TASK INSTRUCTIONS
Your task is to repeat the entries exactly. Leave the pictures out.

RECORD EXCERPTS
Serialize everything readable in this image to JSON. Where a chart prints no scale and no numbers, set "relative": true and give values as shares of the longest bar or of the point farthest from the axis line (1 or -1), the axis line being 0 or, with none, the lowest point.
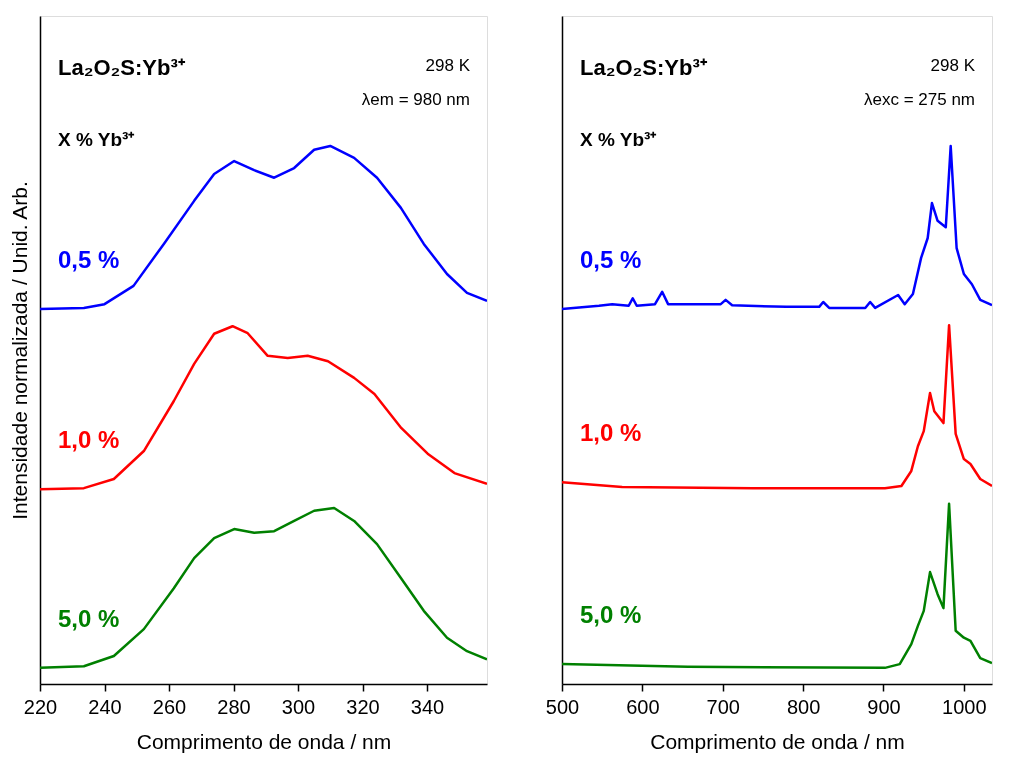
{
  "chart_data": [
    {
      "type": "line",
      "relative": true,
      "xlabel": "Comprimento de onda / nm",
      "ylabel": "Intensidade normalizada / Unid. Arb.",
      "xlim": [
        220,
        358.6
      ],
      "xticks": [
        220,
        240,
        260,
        280,
        300,
        320,
        340
      ],
      "grid": false,
      "legend": false,
      "marker": "none",
      "line_style": "solid",
      "annotations": [
        "La₂O₂S:Yb³⁺",
        "298 K",
        "λem = 980 nm",
        "X % Yb³⁺"
      ],
      "series": [
        {
          "name": "0,5 %",
          "color": "#0000ff",
          "x": [
            220,
            233.6,
            240,
            249,
            258.4,
            267.8,
            274,
            280.2,
            286.4,
            292.6,
            298.8,
            305,
            310,
            317.4,
            324.5,
            331.9,
            339,
            346.2,
            352.4,
            358.6
          ],
          "values": [
            0.697,
            0.699,
            0.706,
            0.74,
            0.818,
            0.898,
            0.948,
            0.972,
            0.955,
            0.941,
            0.959,
            0.993,
            1.0,
            0.978,
            0.941,
            0.885,
            0.818,
            0.762,
            0.727,
            0.712
          ]
        },
        {
          "name": "1,0 %",
          "color": "#ff0000",
          "x": [
            220,
            233.6,
            242.9,
            252.2,
            261.5,
            267.8,
            274,
            279.7,
            284.4,
            290.6,
            296.8,
            303,
            309.3,
            317.4,
            323.7,
            332,
            340.2,
            348.5,
            358.6
          ],
          "values": [
            0.362,
            0.364,
            0.381,
            0.433,
            0.526,
            0.595,
            0.651,
            0.665,
            0.652,
            0.61,
            0.606,
            0.61,
            0.6,
            0.569,
            0.539,
            0.476,
            0.428,
            0.392,
            0.372
          ]
        },
        {
          "name": "5,0 %",
          "color": "#008000",
          "x": [
            220,
            233.6,
            242.9,
            252.2,
            261.5,
            267.8,
            274,
            280.2,
            286.4,
            292.6,
            298.8,
            305,
            311.2,
            317.4,
            324.5,
            331.9,
            339,
            346.2,
            352.4,
            358.6
          ],
          "values": [
            0.03,
            0.033,
            0.052,
            0.102,
            0.178,
            0.234,
            0.271,
            0.288,
            0.281,
            0.284,
            0.303,
            0.322,
            0.327,
            0.303,
            0.26,
            0.197,
            0.136,
            0.086,
            0.061,
            0.046
          ]
        }
      ]
    },
    {
      "type": "line",
      "relative": true,
      "xlabel": "Comprimento de onda / nm",
      "xlim": [
        500,
        1035
      ],
      "xticks": [
        500,
        600,
        700,
        800,
        900,
        1000
      ],
      "grid": false,
      "legend": false,
      "marker": "none",
      "line_style": "solid",
      "annotations": [
        "La₂O₂S:Yb³⁺",
        "298 K",
        "λexc = 275 nm",
        "X % Yb³⁺"
      ],
      "series": [
        {
          "name": "0,5 %",
          "color": "#0000ff",
          "x": [
            500,
            546,
            562.5,
            583,
            588,
            593,
            615.7,
            624.6,
            632,
            697.5,
            703.6,
            711.7,
            779,
            820,
            825,
            832.4,
            877.3,
            883.4,
            889.6,
            918.2,
            926.4,
            936.6,
            946.8,
            955,
            960.3,
            967.3,
            977.5,
            983.6,
            991,
            1000,
            1010,
            1020.4,
            1035
          ],
          "values": [
            0.697,
            0.703,
            0.706,
            0.703,
            0.717,
            0.703,
            0.706,
            0.729,
            0.706,
            0.706,
            0.714,
            0.704,
            0.701,
            0.701,
            0.71,
            0.699,
            0.699,
            0.71,
            0.699,
            0.723,
            0.706,
            0.725,
            0.792,
            0.829,
            0.894,
            0.861,
            0.849,
            1.0,
            0.81,
            0.762,
            0.743,
            0.714,
            0.704
          ]
        },
        {
          "name": "1,0 %",
          "color": "#ff0000",
          "x": [
            500,
            574.8,
            738,
            901.8,
            922.3,
            934.6,
            942.8,
            950.1,
            957.9,
            963.2,
            974.6,
            981.6,
            989.8,
            1000,
            1008.2,
            1020.4,
            1035
          ],
          "values": [
            0.375,
            0.366,
            0.364,
            0.364,
            0.368,
            0.396,
            0.442,
            0.47,
            0.541,
            0.507,
            0.485,
            0.667,
            0.465,
            0.418,
            0.409,
            0.381,
            0.368
          ]
        },
        {
          "name": "5,0 %",
          "color": "#008000",
          "x": [
            500,
            656.5,
            901.8,
            920.2,
            934.6,
            942.8,
            950.1,
            957.9,
            967.3,
            974.6,
            981.6,
            989.8,
            1000,
            1008.2,
            1020.4,
            1035
          ],
          "values": [
            0.037,
            0.032,
            0.03,
            0.037,
            0.074,
            0.108,
            0.136,
            0.208,
            0.167,
            0.141,
            0.335,
            0.099,
            0.086,
            0.08,
            0.048,
            0.039
          ]
        }
      ]
    }
  ]
}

RESPONSE FOR THIS EXERCISE
Serialize everything readable in this image to JSON. Where a chart prints no scale and no numbers, set "relative": true and give values as shares of the longest bar or of the point farthest from the axis line (1 or -1), the axis line being 0 or, with none, the lowest point.
{
  "chart_data": [
    {
      "type": "line",
      "relative": true,
      "xlabel": "Comprimento de onda / nm",
      "ylabel": "Intensidade normalizada / Unid. Arb.",
      "xlim": [
        220,
        358.6
      ],
      "xticks": [
        220,
        240,
        260,
        280,
        300,
        320,
        340
      ],
      "grid": false,
      "legend": false,
      "marker": "none",
      "line_style": "solid",
      "annotations": [
        "La₂O₂S:Yb³⁺",
        "298 K",
        "λem = 980 nm",
        "X % Yb³⁺"
      ],
      "series": [
        {
          "name": "0,5 %",
          "color": "#0000ff",
          "x": [
            220,
            233.6,
            240,
            249,
            258.4,
            267.8,
            274,
            280.2,
            286.4,
            292.6,
            298.8,
            305,
            310,
            317.4,
            324.5,
            331.9,
            339,
            346.2,
            352.4,
            358.6
          ],
          "values": [
            0.697,
            0.699,
            0.706,
            0.74,
            0.818,
            0.898,
            0.948,
            0.972,
            0.955,
            0.941,
            0.959,
            0.993,
            1.0,
            0.978,
            0.941,
            0.885,
            0.818,
            0.762,
            0.727,
            0.712
          ]
        },
        {
          "name": "1,0 %",
          "color": "#ff0000",
          "x": [
            220,
            233.6,
            242.9,
            252.2,
            261.5,
            267.8,
            274,
            279.7,
            284.4,
            290.6,
            296.8,
            303,
            309.3,
            317.4,
            323.7,
            332,
            340.2,
            348.5,
            358.6
          ],
          "values": [
            0.362,
            0.364,
            0.381,
            0.433,
            0.526,
            0.595,
            0.651,
            0.665,
            0.652,
            0.61,
            0.606,
            0.61,
            0.6,
            0.569,
            0.539,
            0.476,
            0.428,
            0.392,
            0.372
          ]
        },
        {
          "name": "5,0 %",
          "color": "#008000",
          "x": [
            220,
            233.6,
            242.9,
            252.2,
            261.5,
            267.8,
            274,
            280.2,
            286.4,
            292.6,
            298.8,
            305,
            311.2,
            317.4,
            324.5,
            331.9,
            339,
            346.2,
            352.4,
            358.6
          ],
          "values": [
            0.03,
            0.033,
            0.052,
            0.102,
            0.178,
            0.234,
            0.271,
            0.288,
            0.281,
            0.284,
            0.303,
            0.322,
            0.327,
            0.303,
            0.26,
            0.197,
            0.136,
            0.086,
            0.061,
            0.046
          ]
        }
      ]
    },
    {
      "type": "line",
      "relative": true,
      "xlabel": "Comprimento de onda / nm",
      "xlim": [
        500,
        1035
      ],
      "xticks": [
        500,
        600,
        700,
        800,
        900,
        1000
      ],
      "grid": false,
      "legend": false,
      "marker": "none",
      "line_style": "solid",
      "annotations": [
        "La₂O₂S:Yb³⁺",
        "298 K",
        "λexc = 275 nm",
        "X % Yb³⁺"
      ],
      "series": [
        {
          "name": "0,5 %",
          "color": "#0000ff",
          "x": [
            500,
            546,
            562.5,
            583,
            588,
            593,
            615.7,
            624.6,
            632,
            697.5,
            703.6,
            711.7,
            779,
            820,
            825,
            832.4,
            877.3,
            883.4,
            889.6,
            918.2,
            926.4,
            936.6,
            946.8,
            955,
            960.3,
            967.3,
            977.5,
            983.6,
            991,
            1000,
            1010,
            1020.4,
            1035
          ],
          "values": [
            0.697,
            0.703,
            0.706,
            0.703,
            0.717,
            0.703,
            0.706,
            0.729,
            0.706,
            0.706,
            0.714,
            0.704,
            0.701,
            0.701,
            0.71,
            0.699,
            0.699,
            0.71,
            0.699,
            0.723,
            0.706,
            0.725,
            0.792,
            0.829,
            0.894,
            0.861,
            0.849,
            1.0,
            0.81,
            0.762,
            0.743,
            0.714,
            0.704
          ]
        },
        {
          "name": "1,0 %",
          "color": "#ff0000",
          "x": [
            500,
            574.8,
            738,
            901.8,
            922.3,
            934.6,
            942.8,
            950.1,
            957.9,
            963.2,
            974.6,
            981.6,
            989.8,
            1000,
            1008.2,
            1020.4,
            1035
          ],
          "values": [
            0.375,
            0.366,
            0.364,
            0.364,
            0.368,
            0.396,
            0.442,
            0.47,
            0.541,
            0.507,
            0.485,
            0.667,
            0.465,
            0.418,
            0.409,
            0.381,
            0.368
          ]
        },
        {
          "name": "5,0 %",
          "color": "#008000",
          "x": [
            500,
            656.5,
            901.8,
            920.2,
            934.6,
            942.8,
            950.1,
            957.9,
            967.3,
            974.6,
            981.6,
            989.8,
            1000,
            1008.2,
            1020.4,
            1035
          ],
          "values": [
            0.037,
            0.032,
            0.03,
            0.037,
            0.074,
            0.108,
            0.136,
            0.208,
            0.167,
            0.141,
            0.335,
            0.099,
            0.086,
            0.08,
            0.048,
            0.039
          ]
        }
      ]
    }
  ]
}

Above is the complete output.